**Record list**
===============

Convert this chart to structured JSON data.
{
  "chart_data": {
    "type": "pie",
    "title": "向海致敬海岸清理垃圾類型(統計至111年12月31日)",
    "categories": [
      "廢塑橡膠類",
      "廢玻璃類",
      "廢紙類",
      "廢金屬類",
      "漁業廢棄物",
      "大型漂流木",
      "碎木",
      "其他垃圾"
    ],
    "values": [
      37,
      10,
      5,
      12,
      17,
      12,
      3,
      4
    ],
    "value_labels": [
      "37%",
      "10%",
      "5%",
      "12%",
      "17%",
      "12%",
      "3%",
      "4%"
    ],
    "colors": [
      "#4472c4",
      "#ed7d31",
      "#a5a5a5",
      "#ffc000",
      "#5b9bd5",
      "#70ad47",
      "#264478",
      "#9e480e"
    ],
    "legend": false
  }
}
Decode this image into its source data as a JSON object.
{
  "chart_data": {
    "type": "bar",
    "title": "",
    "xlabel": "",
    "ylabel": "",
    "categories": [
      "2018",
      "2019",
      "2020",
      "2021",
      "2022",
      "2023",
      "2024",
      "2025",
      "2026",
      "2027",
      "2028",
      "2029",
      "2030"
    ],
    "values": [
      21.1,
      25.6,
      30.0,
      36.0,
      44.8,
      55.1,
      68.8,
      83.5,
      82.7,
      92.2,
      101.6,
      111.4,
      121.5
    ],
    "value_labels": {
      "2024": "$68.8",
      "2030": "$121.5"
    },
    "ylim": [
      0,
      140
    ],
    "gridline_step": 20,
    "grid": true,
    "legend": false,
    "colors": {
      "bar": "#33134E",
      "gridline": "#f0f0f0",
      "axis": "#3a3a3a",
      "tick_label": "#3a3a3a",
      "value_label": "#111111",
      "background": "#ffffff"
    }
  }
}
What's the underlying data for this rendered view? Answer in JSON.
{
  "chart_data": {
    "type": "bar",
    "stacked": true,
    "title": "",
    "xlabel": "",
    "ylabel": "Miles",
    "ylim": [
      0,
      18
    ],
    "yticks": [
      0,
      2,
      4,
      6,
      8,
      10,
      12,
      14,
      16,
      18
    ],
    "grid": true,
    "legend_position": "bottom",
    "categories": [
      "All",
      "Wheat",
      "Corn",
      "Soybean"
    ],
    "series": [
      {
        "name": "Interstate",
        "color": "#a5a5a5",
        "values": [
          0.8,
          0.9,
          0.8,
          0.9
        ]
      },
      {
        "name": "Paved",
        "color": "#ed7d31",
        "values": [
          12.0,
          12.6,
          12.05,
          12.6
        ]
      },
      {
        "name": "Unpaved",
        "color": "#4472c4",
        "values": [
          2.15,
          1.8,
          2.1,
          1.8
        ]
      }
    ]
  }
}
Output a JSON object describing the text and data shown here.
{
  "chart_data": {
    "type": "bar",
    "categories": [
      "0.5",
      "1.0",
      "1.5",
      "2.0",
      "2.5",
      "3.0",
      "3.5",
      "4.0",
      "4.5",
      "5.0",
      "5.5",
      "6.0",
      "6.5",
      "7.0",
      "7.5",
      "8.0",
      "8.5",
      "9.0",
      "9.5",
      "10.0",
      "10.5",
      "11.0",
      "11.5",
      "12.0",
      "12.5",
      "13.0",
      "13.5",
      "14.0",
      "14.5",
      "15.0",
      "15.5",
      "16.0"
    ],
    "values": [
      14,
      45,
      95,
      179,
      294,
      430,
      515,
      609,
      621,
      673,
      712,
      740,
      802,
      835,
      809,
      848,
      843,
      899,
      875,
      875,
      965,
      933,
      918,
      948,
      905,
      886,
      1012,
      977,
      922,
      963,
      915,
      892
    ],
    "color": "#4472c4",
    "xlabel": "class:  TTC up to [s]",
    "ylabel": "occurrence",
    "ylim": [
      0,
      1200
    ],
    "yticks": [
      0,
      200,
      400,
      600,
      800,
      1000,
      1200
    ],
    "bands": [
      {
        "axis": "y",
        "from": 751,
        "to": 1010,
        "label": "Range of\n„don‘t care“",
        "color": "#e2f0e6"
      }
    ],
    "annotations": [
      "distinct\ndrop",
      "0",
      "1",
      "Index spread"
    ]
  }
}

===============

**Work to complete**
Copy every line of the records word for word.

**Full output**
Convert this chart to structured JSON data.
{
  "chart_data": {
    "type": "pie",
    "title": "向海致敬海岸清理垃圾類型(統計至111年12月31日)",
    "categories": [
      "廢塑橡膠類",
      "廢玻璃類",
      "廢紙類",
      "廢金屬類",
      "漁業廢棄物",
      "大型漂流木",
      "碎木",
      "其他垃圾"
    ],
    "values": [
      37,
      10,
      5,
      12,
      17,
      12,
      3,
      4
    ],
    "value_labels": [
      "37%",
      "10%",
      "5%",
      "12%",
      "17%",
      "12%",
      "3%",
      "4%"
    ],
    "colors": [
      "#4472c4",
      "#ed7d31",
      "#a5a5a5",
      "#ffc000",
      "#5b9bd5",
      "#70ad47",
      "#264478",
      "#9e480e"
    ],
    "legend": false
  }
}
Decode this image into its source data as a JSON object.
{
  "chart_data": {
    "type": "bar",
    "title": "",
    "xlabel": "",
    "ylabel": "",
    "categories": [
      "2018",
      "2019",
      "2020",
      "2021",
      "2022",
      "2023",
      "2024",
      "2025",
      "2026",
      "2027",
      "2028",
      "2029",
      "2030"
    ],
    "values": [
      21.1,
      25.6,
      30.0,
      36.0,
      44.8,
      55.1,
      68.8,
      83.5,
      82.7,
      92.2,
      101.6,
      111.4,
      121.5
    ],
    "value_labels": {
      "2024": "$68.8",
      "2030": "$121.5"
    },
    "ylim": [
      0,
      140
    ],
    "gridline_step": 20,
    "grid": true,
    "legend": false,
    "colors": {
      "bar": "#33134E",
      "gridline": "#f0f0f0",
      "axis": "#3a3a3a",
      "tick_label": "#3a3a3a",
      "value_label": "#111111",
      "background": "#ffffff"
    }
  }
}
What's the underlying data for this rendered view? Answer in JSON.
{
  "chart_data": {
    "type": "bar",
    "stacked": true,
    "title": "",
    "xlabel": "",
    "ylabel": "Miles",
    "ylim": [
      0,
      18
    ],
    "yticks": [
      0,
      2,
      4,
      6,
      8,
      10,
      12,
      14,
      16,
      18
    ],
    "grid": true,
    "legend_position": "bottom",
    "categories": [
      "All",
      "Wheat",
      "Corn",
      "Soybean"
    ],
    "series": [
      {
        "name": "Interstate",
        "color": "#a5a5a5",
        "values": [
          0.8,
          0.9,
          0.8,
          0.9
        ]
      },
      {
        "name": "Paved",
        "color": "#ed7d31",
        "values": [
          12.0,
          12.6,
          12.05,
          12.6
        ]
      },
      {
        "name": "Unpaved",
        "color": "#4472c4",
        "values": [
          2.15,
          1.8,
          2.1,
          1.8
        ]
      }
    ]
  }
}
Output a JSON object describing the text and data shown here.
{
  "chart_data": {
    "type": "bar",
    "categories": [
      "0.5",
      "1.0",
      "1.5",
      "2.0",
      "2.5",
      "3.0",
      "3.5",
      "4.0",
      "4.5",
      "5.0",
      "5.5",
      "6.0",
      "6.5",
      "7.0",
      "7.5",
      "8.0",
      "8.5",
      "9.0",
      "9.5",
      "10.0",
      "10.5",
      "11.0",
      "11.5",
      "12.0",
      "12.5",
      "13.0",
      "13.5",
      "14.0",
      "14.5",
      "15.0",
      "15.5",
      "16.0"
    ],
    "values": [
      14,
      45,
      95,
      179,
      294,
      430,
      515,
      609,
      621,
      673,
      712,
      740,
      802,
      835,
      809,
      848,
      843,
      899,
      875,
      875,
      965,
      933,
      918,
      948,
      905,
      886,
      1012,
      977,
      922,
      963,
      915,
      892
    ],
    "color": "#4472c4",
    "xlabel": "class:  TTC up to [s]",
    "ylabel": "occurrence",
    "ylim": [
      0,
      1200
    ],
    "yticks": [
      0,
      200,
      400,
      600,
      800,
      1000,
      1200
    ],
    "bands": [
      {
        "axis": "y",
        "from": 751,
        "to": 1010,
        "label": "Range of\n„don‘t care“",
        "color": "#e2f0e6"
      }
    ],
    "annotations": [
      "distinct\ndrop",
      "0",
      "1",
      "Index spread"
    ]
  }
}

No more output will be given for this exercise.